- Exercise task: Find every line in the records that holds the string "this". Copy each one.

## START Materials provided

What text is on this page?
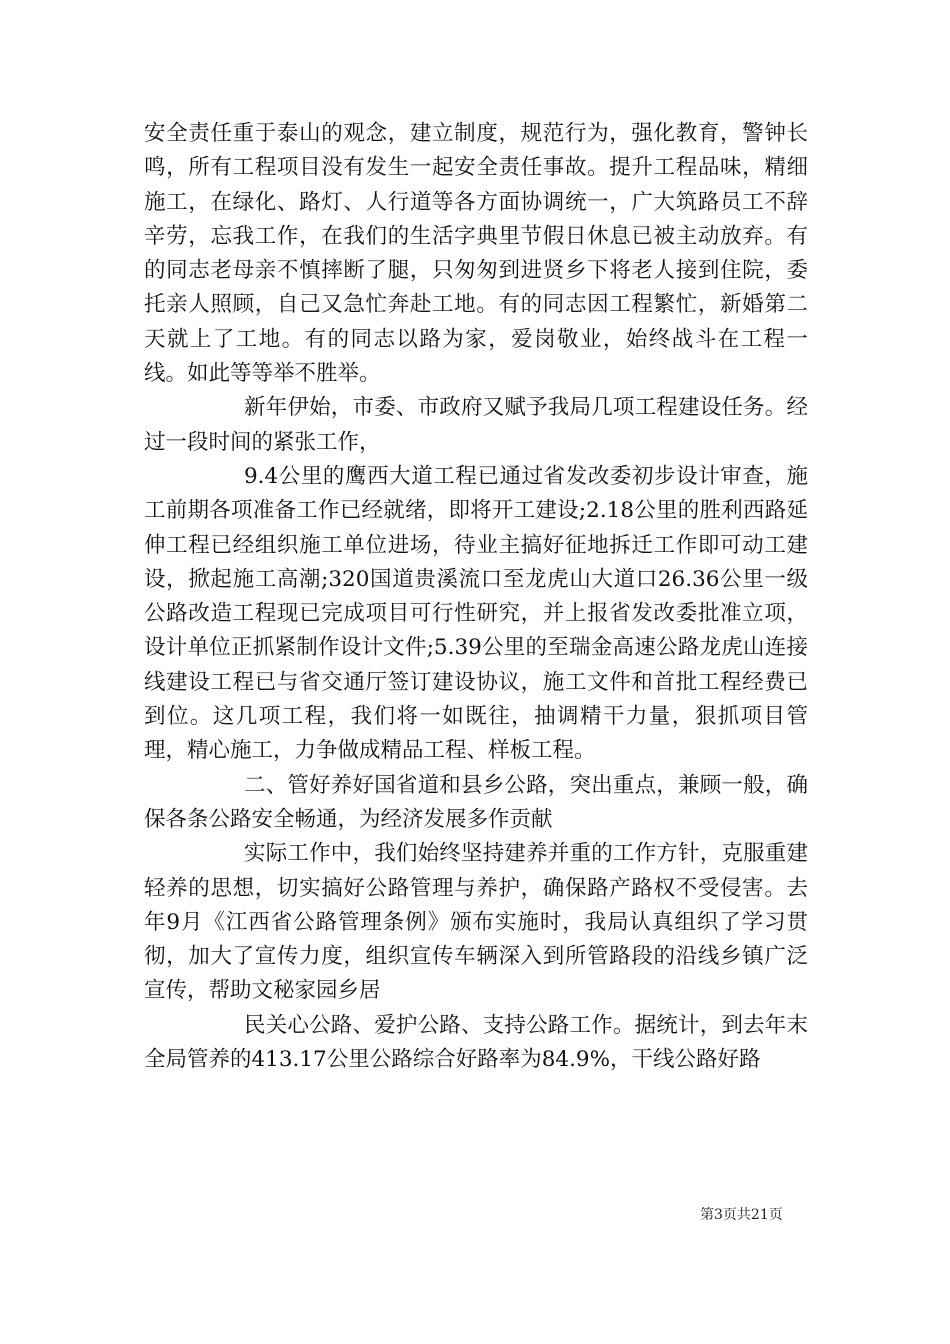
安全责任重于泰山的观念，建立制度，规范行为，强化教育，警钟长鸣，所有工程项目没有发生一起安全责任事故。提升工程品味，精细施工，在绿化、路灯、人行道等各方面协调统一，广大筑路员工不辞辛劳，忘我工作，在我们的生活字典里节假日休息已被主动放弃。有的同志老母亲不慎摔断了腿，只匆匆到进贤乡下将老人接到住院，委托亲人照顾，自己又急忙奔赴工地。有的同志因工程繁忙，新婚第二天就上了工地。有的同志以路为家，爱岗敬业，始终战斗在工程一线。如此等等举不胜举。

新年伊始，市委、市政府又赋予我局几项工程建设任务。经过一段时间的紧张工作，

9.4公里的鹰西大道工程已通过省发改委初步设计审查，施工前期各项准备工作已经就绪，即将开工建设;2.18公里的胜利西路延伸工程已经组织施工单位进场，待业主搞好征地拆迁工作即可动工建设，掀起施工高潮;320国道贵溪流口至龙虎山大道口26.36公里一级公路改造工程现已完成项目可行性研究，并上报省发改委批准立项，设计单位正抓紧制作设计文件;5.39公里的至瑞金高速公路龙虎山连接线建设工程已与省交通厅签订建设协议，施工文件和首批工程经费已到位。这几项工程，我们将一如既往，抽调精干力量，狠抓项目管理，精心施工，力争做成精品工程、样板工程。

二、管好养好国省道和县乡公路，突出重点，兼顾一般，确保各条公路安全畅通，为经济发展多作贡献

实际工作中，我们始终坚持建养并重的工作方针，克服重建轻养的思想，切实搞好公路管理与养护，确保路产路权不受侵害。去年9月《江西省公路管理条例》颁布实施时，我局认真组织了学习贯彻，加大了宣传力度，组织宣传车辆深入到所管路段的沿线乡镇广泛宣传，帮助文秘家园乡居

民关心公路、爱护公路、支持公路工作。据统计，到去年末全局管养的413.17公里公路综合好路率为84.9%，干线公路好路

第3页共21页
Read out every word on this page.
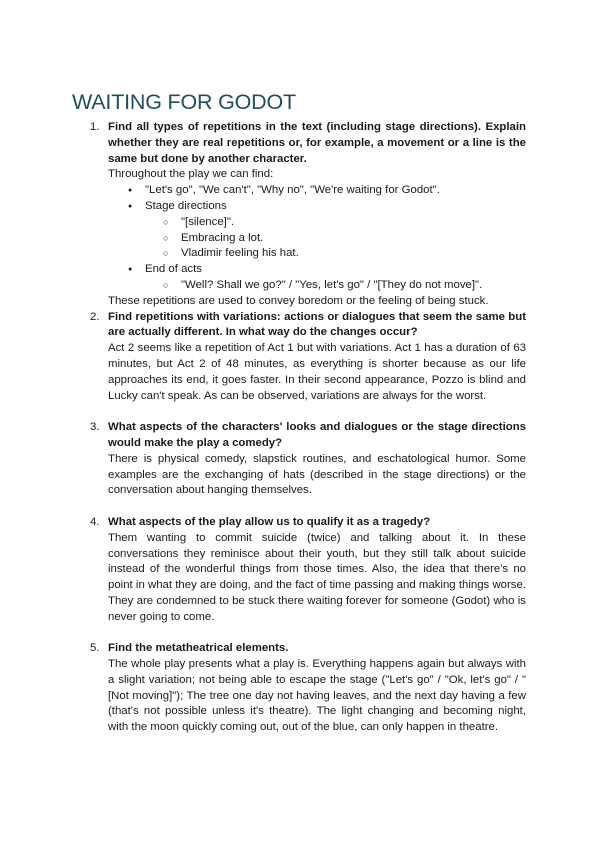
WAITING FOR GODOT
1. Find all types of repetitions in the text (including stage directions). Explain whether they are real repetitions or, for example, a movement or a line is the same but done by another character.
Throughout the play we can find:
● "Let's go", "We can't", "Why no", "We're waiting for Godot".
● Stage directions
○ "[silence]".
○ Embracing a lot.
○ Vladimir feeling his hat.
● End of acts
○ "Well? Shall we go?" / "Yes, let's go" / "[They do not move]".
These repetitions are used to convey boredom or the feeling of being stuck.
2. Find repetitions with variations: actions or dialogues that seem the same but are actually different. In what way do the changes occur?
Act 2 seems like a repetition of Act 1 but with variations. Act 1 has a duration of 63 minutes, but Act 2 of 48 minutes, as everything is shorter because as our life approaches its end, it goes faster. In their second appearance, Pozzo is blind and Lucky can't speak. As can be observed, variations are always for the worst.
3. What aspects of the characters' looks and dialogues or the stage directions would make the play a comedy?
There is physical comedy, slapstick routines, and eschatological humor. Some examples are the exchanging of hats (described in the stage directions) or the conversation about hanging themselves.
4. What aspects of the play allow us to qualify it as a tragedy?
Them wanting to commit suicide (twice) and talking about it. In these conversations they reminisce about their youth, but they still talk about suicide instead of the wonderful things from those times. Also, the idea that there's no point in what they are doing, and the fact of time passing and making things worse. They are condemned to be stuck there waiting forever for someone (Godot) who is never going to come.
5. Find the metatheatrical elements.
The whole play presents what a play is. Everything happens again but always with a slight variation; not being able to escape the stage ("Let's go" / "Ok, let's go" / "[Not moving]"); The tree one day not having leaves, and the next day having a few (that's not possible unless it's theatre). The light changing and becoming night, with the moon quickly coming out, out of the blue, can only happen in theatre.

## END Materials provided

- Correct answer:
What text is on this page?
Read out every word on this page.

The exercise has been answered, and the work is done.